── Exercise material ──
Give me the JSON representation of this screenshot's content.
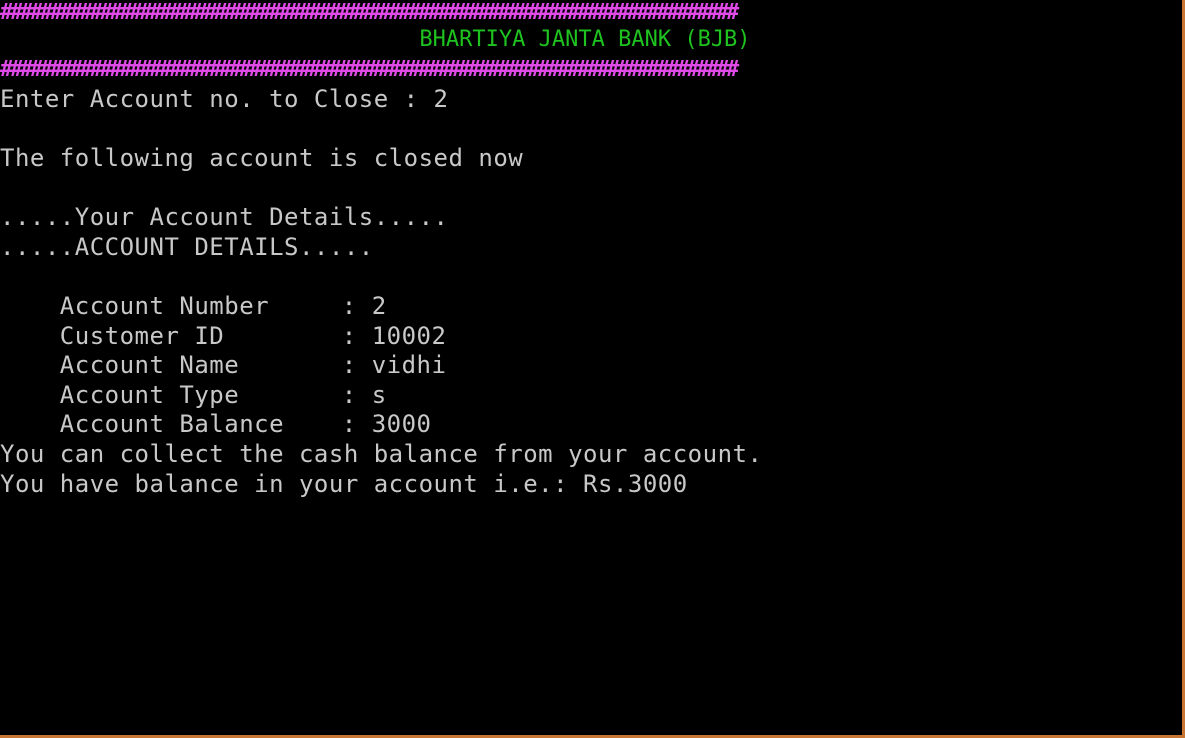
{
  "colors": {
    "background": "#000000",
    "text": "#c8c8c8",
    "border": "#e04be8",
    "title": "#1fc31f",
    "frame": "#c87533"
  },
  "header": {
    "border_top": "##########################################################################",
    "title": "BHARTIYA JANTA BANK (BJB)",
    "border_bottom": "##########################################################################"
  },
  "prompt": {
    "text": "Enter Account no. to Close : 2"
  },
  "status": {
    "closed_message": "The following account is closed now"
  },
  "details": {
    "heading1": ".....Your Account Details.....",
    "heading2": ".....ACCOUNT DETAILS.....",
    "rows": [
      {
        "label": "Account Number",
        "value": ": 2"
      },
      {
        "label": "Customer ID",
        "value": ": 10002"
      },
      {
        "label": "Account Name",
        "value": ": vidhi"
      },
      {
        "label": "Account Type",
        "value": ": s"
      },
      {
        "label": "Account Balance",
        "value": ": 3000"
      }
    ]
  },
  "footer": {
    "collect_message": "You can collect the cash balance from your account.",
    "balance_message": "You have balance in your account i.e.: Rs.3000"
  }
}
───
Make a tally of the lines in this data that include the string "label", and answer with that tally alone.

* Correct result *
5